[EXERCISE OBJECTIVE] Copy every record exactly, and keep the pictures out.

[DATASET CONTENT]
********************

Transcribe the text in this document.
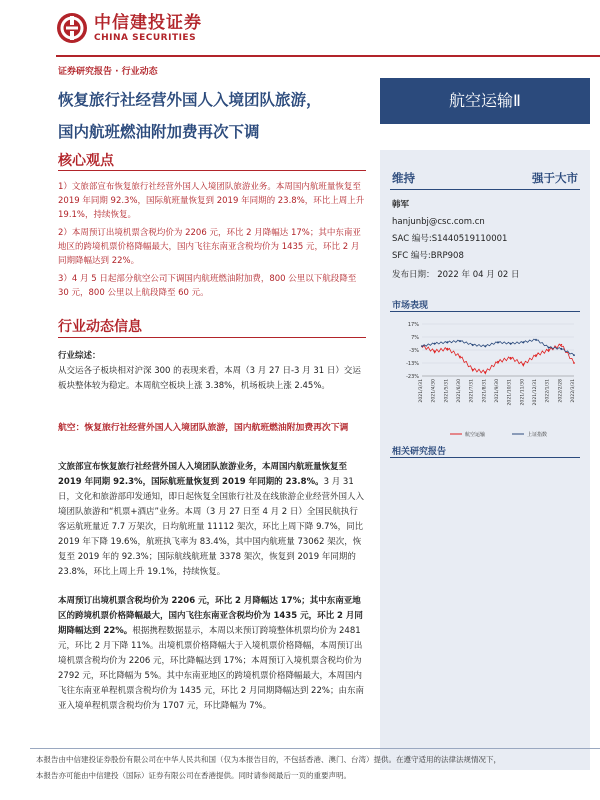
中信建投证券
CHINA SECURITIES
证券研究报告 · 行业动态
恢复旅行社经营外国人入境团队旅游，
国内航班燃油附加费再次下调
航空运输Ⅱ
核心观点

1）文旅部宣布恢复旅行社经营外国人入境团队旅游业务。本周国内航班量恢复至 2019 年同期 92.3%，国际航班量恢复到 2019 年同期的 23.8%，环比上周上升 19.1%，持续恢复。

2）本周预订出境机票含税均价为 2206 元，环比 2 月降幅达 17%；其中东南亚地区的跨境机票价格降幅最大，国内飞往东南亚含税均价为 1435 元，环比 2 月同期降幅达到 22%。

3）4 月 5 日起部分航空公司下调国内航班燃油附加费，800 公里以下航段降至 30 元，800 公里以上航段降至 60 元。

行业动态信息
行业综述：
从交运各子板块相对沪深 300 的表现来看，本周（3 月 27 日-3 月 31 日）交运板块整体较为稳定。本周航空板块上涨 3.38%，机场板块上涨 2.45%。
航空：恢复旅行社经营外国人入境团队旅游，国内航班燃油附加费再次下调
文旅部宣布恢复旅行社经营外国人入境团队旅游业务，本周国内航班量恢复至 2019 年同期 92.3%，国际航班量恢复到 2019 年同期的 23.8%。3 月 31 日，文化和旅游部印发通知，即日起恢复全国旅行社及在线旅游企业经营外国人入境团队旅游和“机票+酒店”业务。本周（3 月 27 日至 4 月 2 日）全国民航执行客运航班量近 7.7 万架次，日均航班量 11112 架次，环比上周下降 9.7%，同比 2019 年下降 19.6%，航班执飞率为 83.4%，其中国内航班量 73062 架次，恢复至 2019 年的 92.3%；国际航线航班量 3378 架次，恢复到 2019 年同期的 23.8%，环比上周上升 19.1%，持续恢复。
本周预订出境机票含税均价为 2206 元，环比 2 月降幅达 17%；其中东南亚地区的跨境机票价格降幅最大，国内飞往东南亚含税均价为 1435 元，环比 2 月同期降幅达到 22%。根据携程数据显示，本周以来预订跨境整体机票均价为 2481 元，环比 2 月下降 11%。出境机票价格降幅大于入境机票价格降幅，本周预订出境机票含税均价为 2206 元，环比降幅达到 17%；本周预订入境机票含税均价为 2792 元，环比降幅为 5%。其中东南亚地区的跨境机票价格降幅最大，本周国内飞往东南亚单程机票含税均价为 1435 元，环比 2 月同期降幅达到 22%；由东南亚入境单程机票含税均价为 1707 元，环比降幅为 7%。
维持	强于大市
韩军
hanjunbj@csc.com.cn
SAC 编号:S1440519110001
SFC 编号:BRP908
发布日期： 2022 年 04 月 02 日
市场表现
17%
7%
-3%
-13%
-23%
2021/3/31 2021/4/30 2021/5/31 2021/6/30 2021/7/31 2021/8/31 2021/9/30 2021/10/31 2021/11/30 2021/12/31 2022/1/31 2022/2/28 2022/3/31
航空运输	上证指数
相关研究报告
本报告由中信建投证券股份有限公司在中华人民共和国（仅为本报告目的，不包括香港、澳门、台湾）提供。在遵守适用的法律法规情况下，
本报告亦可能由中信建投（国际）证券有限公司在香港提供。同时请参阅最后一页的重要声明。
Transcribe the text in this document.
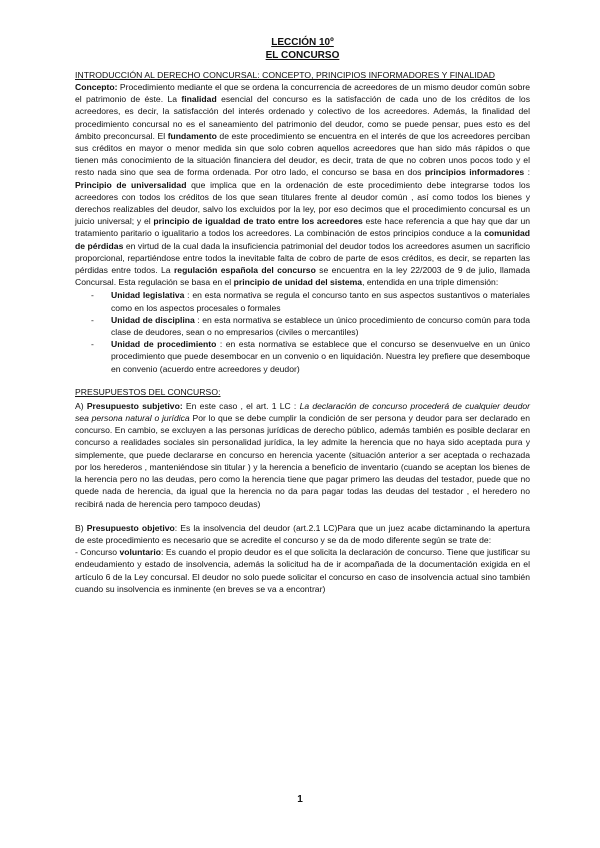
LECCIÓN 10º
EL CONCURSO
INTRODUCCIÓN AL DERECHO CONCURSAL: CONCEPTO, PRINCIPIOS INFORMADORES Y FINALIDAD

Concepto: Procedimiento mediante el que se ordena la concurrencia de acreedores de un mismo deudor común sobre el patrimonio de éste. La finalidad esencial del concurso es la satisfacción de cada uno de los créditos de los acreedores, es decir, la satisfacción del interés ordenado y colectivo de los acreedores. Además, la finalidad del procedimiento concursal no es el saneamiento del patrimonio del deudor, como se puede pensar, pues esto es del ámbito preconcursal. El fundamento de este procedimiento se encuentra en el interés de que los acreedores perciban sus créditos en mayor o menor medida sin que solo cobren aquellos acreedores que han sido más rápidos o que tienen más conocimiento de la situación financiera del deudor, es decir, trata de que no cobren unos pocos todo y el resto nada sino que sea de forma ordenada. Por otro lado, el concurso se basa en dos principios informadores : Principio de universalidad que implica que en la ordenación de este procedimiento debe integrarse todos los acreedores con todos los créditos de los que sean titulares frente al deudor común , así como todos los bienes y derechos realizables del deudor, salvo los excluidos por la ley, por eso decimos que el procedimiento concursal es un juicio universal; y el principio de igualdad de trato entre los acreedores este hace referencia a que hay que dar un tratamiento paritario o igualitario a todos los acreedores. La combinación de estos principios conduce a la comunidad de pérdidas en virtud de la cual dada la insuficiencia patrimonial del deudor todos los acreedores asumen un sacrificio proporcional, repartiéndose entre todos la inevitable falta de cobro de parte de esos créditos, es decir, se reparten las pérdidas entre todos. La regulación española del concurso se encuentra en la ley 22/2003 de 9 de julio, llamada Concursal. Esta regulación se basa en el principio de unidad del sistema, entendida en una triple dimensión:

- Unidad legislativa : en esta normativa se regula el concurso tanto en sus aspectos sustantivos o materiales como en los aspectos procesales o formales
- Unidad de disciplina : en esta normativa se establece un único procedimiento de concurso común para toda clase de deudores, sean o no empresarios (civiles o mercantiles)
- Unidad de procedimiento : en esta normativa se establece que el concurso se desenvuelve en un único procedimiento que puede desembocar en un convenio o en liquidación. Nuestra ley prefiere que desemboque en convenio (acuerdo entre acreedores y deudor)
PRESUPUESTOS DEL CONCURSO:

A) Presupuesto subjetivo: En este caso , el art. 1 LC : La declaración de concurso procederá de cualquier deudor sea persona natural o jurídica Por lo que se debe cumplir la condición de ser persona y deudor para ser declarado en concurso. En cambio, se excluyen a las personas jurídicas de derecho público, además también es posible declarar en concurso a realidades sociales sin personalidad jurídica, la ley admite la herencia que no haya sido aceptada pura y simplemente, que puede declararse en concurso en herencia yacente (situación anterior a ser aceptada o rechazada por los herederos , manteniéndose sin titular ) y la herencia a beneficio de inventario (cuando se aceptan los bienes de la herencia pero no las deudas, pero como la herencia tiene que pagar primero las deudas del testador, puede que no quede nada de herencia, da igual que la herencia no da para pagar todas las deudas del testador , el heredero no recibirá nada de herencia pero tampoco deudas)

B) Presupuesto objetivo: Es la insolvencia del deudor (art.2.1 LC)Para que un juez acabe dictaminando la apertura de este procedimiento es necesario que se acredite el concurso y se da de modo diferente según se trate de:

- Concurso voluntario: Es cuando el propio deudor es el que solicita la declaración de concurso. Tiene que justificar su endeudamiento y estado de insolvencia, además la solicitud ha de ir acompañada de la documentación exigida en el artículo 6 de la Ley concursal. El deudor no solo puede solicitar el concurso en caso de insolvencia actual sino también cuando su insolvencia es inminente (en breves se va a encontrar)

1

********************

[COMPLETE RESPONSE]
Transcribe the text in this document.
中信建投证券
CHINA SECURITIES
证券研究报告 · 行业动态
恢复旅行社经营外国人入境团队旅游，
国内航班燃油附加费再次下调
航空运输Ⅱ
核心观点

1）文旅部宣布恢复旅行社经营外国人入境团队旅游业务。本周国内航班量恢复至 2019 年同期 92.3%，国际航班量恢复到 2019 年同期的 23.8%，环比上周上升 19.1%，持续恢复。

2）本周预订出境机票含税均价为 2206 元，环比 2 月降幅达 17%；其中东南亚地区的跨境机票价格降幅最大，国内飞往东南亚含税均价为 1435 元，环比 2 月同期降幅达到 22%。

3）4 月 5 日起部分航空公司下调国内航班燃油附加费，800 公里以下航段降至 30 元，800 公里以上航段降至 60 元。

行业动态信息
行业综述：
从交运各子板块相对沪深 300 的表现来看，本周（3 月 27 日-3 月 31 日）交运板块整体较为稳定。本周航空板块上涨 3.38%，机场板块上涨 2.45%。
航空：恢复旅行社经营外国人入境团队旅游，国内航班燃油附加费再次下调
文旅部宣布恢复旅行社经营外国人入境团队旅游业务，本周国内航班量恢复至 2019 年同期 92.3%，国际航班量恢复到 2019 年同期的 23.8%。3 月 31 日，文化和旅游部印发通知，即日起恢复全国旅行社及在线旅游企业经营外国人入境团队旅游和“机票+酒店”业务。本周（3 月 27 日至 4 月 2 日）全国民航执行客运航班量近 7.7 万架次，日均航班量 11112 架次，环比上周下降 9.7%，同比 2019 年下降 19.6%，航班执飞率为 83.4%，其中国内航班量 73062 架次，恢复至 2019 年的 92.3%；国际航线航班量 3378 架次，恢复到 2019 年同期的 23.8%，环比上周上升 19.1%，持续恢复。
本周预订出境机票含税均价为 2206 元，环比 2 月降幅达 17%；其中东南亚地区的跨境机票价格降幅最大，国内飞往东南亚含税均价为 1435 元，环比 2 月同期降幅达到 22%。根据携程数据显示，本周以来预订跨境整体机票均价为 2481 元，环比 2 月下降 11%。出境机票价格降幅大于入境机票价格降幅，本周预订出境机票含税均价为 2206 元，环比降幅达到 17%；本周预订入境机票含税均价为 2792 元，环比降幅为 5%。其中东南亚地区的跨境机票价格降幅最大，本周国内飞往东南亚单程机票含税均价为 1435 元，环比 2 月同期降幅达到 22%；由东南亚入境单程机票含税均价为 1707 元，环比降幅为 7%。
维持	强于大市
韩军
hanjunbj@csc.com.cn
SAC 编号:S1440519110001
SFC 编号:BRP908
发布日期： 2022 年 04 月 02 日
市场表现
17%
7%
-3%
-13%
-23%
2021/3/31 2021/4/30 2021/5/31 2021/6/30 2021/7/31 2021/8/31 2021/9/30 2021/10/31 2021/11/30 2021/12/31 2022/1/31 2022/2/28 2022/3/31
航空运输	上证指数
相关研究报告
本报告由中信建投证券股份有限公司在中华人民共和国（仅为本报告目的，不包括香港、澳门、台湾）提供。在遵守适用的法律法规情况下，
本报告亦可能由中信建投（国际）证券有限公司在香港提供。同时请参阅最后一页的重要声明。
Transcribe the text in this document.
LECCIÓN 10º
EL CONCURSO
INTRODUCCIÓN AL DERECHO CONCURSAL: CONCEPTO, PRINCIPIOS INFORMADORES Y FINALIDAD

Concepto: Procedimiento mediante el que se ordena la concurrencia de acreedores de un mismo deudor común sobre el patrimonio de éste. La finalidad esencial del concurso es la satisfacción de cada uno de los créditos de los acreedores, es decir, la satisfacción del interés ordenado y colectivo de los acreedores. Además, la finalidad del procedimiento concursal no es el saneamiento del patrimonio del deudor, como se puede pensar, pues esto es del ámbito preconcursal. El fundamento de este procedimiento se encuentra en el interés de que los acreedores perciban sus créditos en mayor o menor medida sin que solo cobren aquellos acreedores que han sido más rápidos o que tienen más conocimiento de la situación financiera del deudor, es decir, trata de que no cobren unos pocos todo y el resto nada sino que sea de forma ordenada. Por otro lado, el concurso se basa en dos principios informadores : Principio de universalidad que implica que en la ordenación de este procedimiento debe integrarse todos los acreedores con todos los créditos de los que sean titulares frente al deudor común , así como todos los bienes y derechos realizables del deudor, salvo los excluidos por la ley, por eso decimos que el procedimiento concursal es un juicio universal; y el principio de igualdad de trato entre los acreedores este hace referencia a que hay que dar un tratamiento paritario o igualitario a todos los acreedores. La combinación de estos principios conduce a la comunidad de pérdidas en virtud de la cual dada la insuficiencia patrimonial del deudor todos los acreedores asumen un sacrificio proporcional, repartiéndose entre todos la inevitable falta de cobro de parte de esos créditos, es decir, se reparten las pérdidas entre todos. La regulación española del concurso se encuentra en la ley 22/2003 de 9 de julio, llamada Concursal. Esta regulación se basa en el principio de unidad del sistema, entendida en una triple dimensión:

- Unidad legislativa : en esta normativa se regula el concurso tanto en sus aspectos sustantivos o materiales como en los aspectos procesales o formales
- Unidad de disciplina : en esta normativa se establece un único procedimiento de concurso común para toda clase de deudores, sean o no empresarios (civiles o mercantiles)
- Unidad de procedimiento : en esta normativa se establece que el concurso se desenvuelve en un único procedimiento que puede desembocar en un convenio o en liquidación. Nuestra ley prefiere que desemboque en convenio (acuerdo entre acreedores y deudor)
PRESUPUESTOS DEL CONCURSO:

A) Presupuesto subjetivo: En este caso , el art. 1 LC : La declaración de concurso procederá de cualquier deudor sea persona natural o jurídica Por lo que se debe cumplir la condición de ser persona y deudor para ser declarado en concurso. En cambio, se excluyen a las personas jurídicas de derecho público, además también es posible declarar en concurso a realidades sociales sin personalidad jurídica, la ley admite la herencia que no haya sido aceptada pura y simplemente, que puede declararse en concurso en herencia yacente (situación anterior a ser aceptada o rechazada por los herederos , manteniéndose sin titular ) y la herencia a beneficio de inventario (cuando se aceptan los bienes de la herencia pero no las deudas, pero como la herencia tiene que pagar primero las deudas del testador, puede que no quede nada de herencia, da igual que la herencia no da para pagar todas las deudas del testador , el heredero no recibirá nada de herencia pero tampoco deudas)

B) Presupuesto objetivo: Es la insolvencia del deudor (art.2.1 LC)Para que un juez acabe dictaminando la apertura de este procedimiento es necesario que se acredite el concurso y se da de modo diferente según se trate de:

- Concurso voluntario: Es cuando el propio deudor es el que solicita la declaración de concurso. Tiene que justificar su endeudamiento y estado de insolvencia, además la solicitud ha de ir acompañada de la documentación exigida en el artículo 6 de la Ley concursal. El deudor no solo puede solicitar el concurso en caso de insolvencia actual sino también cuando su insolvencia es inminente (en breves se va a encontrar)

1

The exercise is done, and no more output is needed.